* Stated goal
Every line below is to be quoted exactly, with nothing added or dropped.

* Data supplied
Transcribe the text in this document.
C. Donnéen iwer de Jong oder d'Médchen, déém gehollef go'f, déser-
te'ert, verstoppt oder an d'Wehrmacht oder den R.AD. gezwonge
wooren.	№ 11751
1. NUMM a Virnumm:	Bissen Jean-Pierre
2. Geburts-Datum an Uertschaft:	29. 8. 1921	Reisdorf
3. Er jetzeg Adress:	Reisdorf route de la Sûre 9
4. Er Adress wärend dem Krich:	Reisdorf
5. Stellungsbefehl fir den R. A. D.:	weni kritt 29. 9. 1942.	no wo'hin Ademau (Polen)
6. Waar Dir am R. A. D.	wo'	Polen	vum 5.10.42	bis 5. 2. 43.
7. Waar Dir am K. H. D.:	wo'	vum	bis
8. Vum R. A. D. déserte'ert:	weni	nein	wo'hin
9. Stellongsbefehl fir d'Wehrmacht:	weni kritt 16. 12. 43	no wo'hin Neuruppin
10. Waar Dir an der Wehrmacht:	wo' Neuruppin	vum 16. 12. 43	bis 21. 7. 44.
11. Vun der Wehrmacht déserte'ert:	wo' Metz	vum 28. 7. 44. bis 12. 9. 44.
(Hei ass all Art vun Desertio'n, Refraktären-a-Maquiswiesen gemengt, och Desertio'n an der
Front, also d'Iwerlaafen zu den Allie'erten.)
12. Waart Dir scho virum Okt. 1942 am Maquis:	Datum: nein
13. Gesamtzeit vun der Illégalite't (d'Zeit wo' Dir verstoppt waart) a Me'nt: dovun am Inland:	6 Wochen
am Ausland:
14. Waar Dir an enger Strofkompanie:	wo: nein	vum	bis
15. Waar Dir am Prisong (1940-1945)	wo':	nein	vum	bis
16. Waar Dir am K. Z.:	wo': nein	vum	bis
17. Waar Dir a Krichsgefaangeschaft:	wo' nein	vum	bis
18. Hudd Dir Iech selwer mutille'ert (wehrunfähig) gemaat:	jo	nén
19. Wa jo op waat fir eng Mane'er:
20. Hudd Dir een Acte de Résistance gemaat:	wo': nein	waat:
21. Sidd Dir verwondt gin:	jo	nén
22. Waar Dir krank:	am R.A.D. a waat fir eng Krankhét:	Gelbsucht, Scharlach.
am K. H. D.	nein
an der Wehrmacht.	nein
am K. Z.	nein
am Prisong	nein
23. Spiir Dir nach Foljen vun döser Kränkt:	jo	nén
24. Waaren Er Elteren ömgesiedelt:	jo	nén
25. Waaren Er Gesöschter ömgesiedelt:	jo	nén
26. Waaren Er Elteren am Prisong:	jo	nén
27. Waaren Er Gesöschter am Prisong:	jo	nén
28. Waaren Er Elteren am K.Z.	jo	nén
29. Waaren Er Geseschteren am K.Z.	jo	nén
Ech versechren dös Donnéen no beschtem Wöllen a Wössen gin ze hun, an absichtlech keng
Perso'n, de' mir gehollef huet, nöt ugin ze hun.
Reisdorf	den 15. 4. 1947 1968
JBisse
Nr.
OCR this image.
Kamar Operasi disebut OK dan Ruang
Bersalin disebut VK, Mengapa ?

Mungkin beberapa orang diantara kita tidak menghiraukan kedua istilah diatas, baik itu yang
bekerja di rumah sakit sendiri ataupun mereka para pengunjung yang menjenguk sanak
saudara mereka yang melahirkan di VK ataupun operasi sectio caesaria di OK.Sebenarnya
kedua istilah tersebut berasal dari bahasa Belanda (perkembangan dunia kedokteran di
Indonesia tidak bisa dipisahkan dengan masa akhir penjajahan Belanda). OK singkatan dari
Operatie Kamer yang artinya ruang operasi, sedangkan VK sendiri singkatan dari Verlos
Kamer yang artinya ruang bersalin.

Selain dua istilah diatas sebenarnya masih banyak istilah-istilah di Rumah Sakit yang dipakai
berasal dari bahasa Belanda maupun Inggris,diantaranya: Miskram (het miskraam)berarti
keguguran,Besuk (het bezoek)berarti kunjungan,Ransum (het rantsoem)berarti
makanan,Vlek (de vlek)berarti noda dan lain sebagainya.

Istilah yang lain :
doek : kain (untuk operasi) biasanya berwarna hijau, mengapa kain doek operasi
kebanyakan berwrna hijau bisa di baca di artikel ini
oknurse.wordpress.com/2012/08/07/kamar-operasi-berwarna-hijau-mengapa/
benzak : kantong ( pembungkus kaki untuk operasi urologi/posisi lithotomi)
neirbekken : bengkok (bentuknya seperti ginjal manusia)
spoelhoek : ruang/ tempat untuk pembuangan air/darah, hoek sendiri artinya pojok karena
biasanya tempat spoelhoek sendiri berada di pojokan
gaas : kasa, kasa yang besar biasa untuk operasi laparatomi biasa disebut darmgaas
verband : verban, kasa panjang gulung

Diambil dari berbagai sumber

* Solution below
Transcribe the text in this document.
C. Donnéen iwer de Jong oder d'Médchen, déém gehollef go'f, déser-
te'ert, verstoppt oder an d'Wehrmacht oder den R.AD. gezwonge
wooren.	№ 11751
1. NUMM a Virnumm:	Bissen Jean-Pierre
2. Geburts-Datum an Uertschaft:	29. 8. 1921	Reisdorf
3. Er jetzeg Adress:	Reisdorf route de la Sûre 9
4. Er Adress wärend dem Krich:	Reisdorf
5. Stellungsbefehl fir den R. A. D.:	weni kritt 29. 9. 1942.	no wo'hin Ademau (Polen)
6. Waar Dir am R. A. D.	wo'	Polen	vum 5.10.42	bis 5. 2. 43.
7. Waar Dir am K. H. D.:	wo'	vum	bis
8. Vum R. A. D. déserte'ert:	weni	nein	wo'hin
9. Stellongsbefehl fir d'Wehrmacht:	weni kritt 16. 12. 43	no wo'hin Neuruppin
10. Waar Dir an der Wehrmacht:	wo' Neuruppin	vum 16. 12. 43	bis 21. 7. 44.
11. Vun der Wehrmacht déserte'ert:	wo' Metz	vum 28. 7. 44. bis 12. 9. 44.
(Hei ass all Art vun Desertio'n, Refraktären-a-Maquiswiesen gemengt, och Desertio'n an der
Front, also d'Iwerlaafen zu den Allie'erten.)
12. Waart Dir scho virum Okt. 1942 am Maquis:	Datum: nein
13. Gesamtzeit vun der Illégalite't (d'Zeit wo' Dir verstoppt waart) a Me'nt: dovun am Inland:	6 Wochen
am Ausland:
14. Waar Dir an enger Strofkompanie:	wo: nein	vum	bis
15. Waar Dir am Prisong (1940-1945)	wo':	nein	vum	bis
16. Waar Dir am K. Z.:	wo': nein	vum	bis
17. Waar Dir a Krichsgefaangeschaft:	wo' nein	vum	bis
18. Hudd Dir Iech selwer mutille'ert (wehrunfähig) gemaat:	jo	nén
19. Wa jo op waat fir eng Mane'er:
20. Hudd Dir een Acte de Résistance gemaat:	wo': nein	waat:
21. Sidd Dir verwondt gin:	jo	nén
22. Waar Dir krank:	am R.A.D. a waat fir eng Krankhét:	Gelbsucht, Scharlach.
am K. H. D.	nein
an der Wehrmacht.	nein
am K. Z.	nein
am Prisong	nein
23. Spiir Dir nach Foljen vun döser Kränkt:	jo	nén
24. Waaren Er Elteren ömgesiedelt:	jo	nén
25. Waaren Er Gesöschter ömgesiedelt:	jo	nén
26. Waaren Er Elteren am Prisong:	jo	nén
27. Waaren Er Gesöschter am Prisong:	jo	nén
28. Waaren Er Elteren am K.Z.	jo	nén
29. Waaren Er Geseschteren am K.Z.	jo	nén
Ech versechren dös Donnéen no beschtem Wöllen a Wössen gin ze hun, an absichtlech keng
Perso'n, de' mir gehollef huet, nöt ugin ze hun.
Reisdorf	den 15. 4. 1947 1968
JBisse
Nr.
OCR this image.
Kamar Operasi disebut OK dan Ruang
Bersalin disebut VK, Mengapa ?

Mungkin beberapa orang diantara kita tidak menghiraukan kedua istilah diatas, baik itu yang
bekerja di rumah sakit sendiri ataupun mereka para pengunjung yang menjenguk sanak
saudara mereka yang melahirkan di VK ataupun operasi sectio caesaria di OK.Sebenarnya
kedua istilah tersebut berasal dari bahasa Belanda (perkembangan dunia kedokteran di
Indonesia tidak bisa dipisahkan dengan masa akhir penjajahan Belanda). OK singkatan dari
Operatie Kamer yang artinya ruang operasi, sedangkan VK sendiri singkatan dari Verlos
Kamer yang artinya ruang bersalin.

Selain dua istilah diatas sebenarnya masih banyak istilah-istilah di Rumah Sakit yang dipakai
berasal dari bahasa Belanda maupun Inggris,diantaranya: Miskram (het miskraam)berarti
keguguran,Besuk (het bezoek)berarti kunjungan,Ransum (het rantsoem)berarti
makanan,Vlek (de vlek)berarti noda dan lain sebagainya.

Istilah yang lain :
doek : kain (untuk operasi) biasanya berwarna hijau, mengapa kain doek operasi
kebanyakan berwrna hijau bisa di baca di artikel ini
oknurse.wordpress.com/2012/08/07/kamar-operasi-berwarna-hijau-mengapa/
benzak : kantong ( pembungkus kaki untuk operasi urologi/posisi lithotomi)
neirbekken : bengkok (bentuknya seperti ginjal manusia)
spoelhoek : ruang/ tempat untuk pembuangan air/darah, hoek sendiri artinya pojok karena
biasanya tempat spoelhoek sendiri berada di pojokan
gaas : kasa, kasa yang besar biasa untuk operasi laparatomi biasa disebut darmgaas
verband : verban, kasa panjang gulung

Diambil dari berbagai sumber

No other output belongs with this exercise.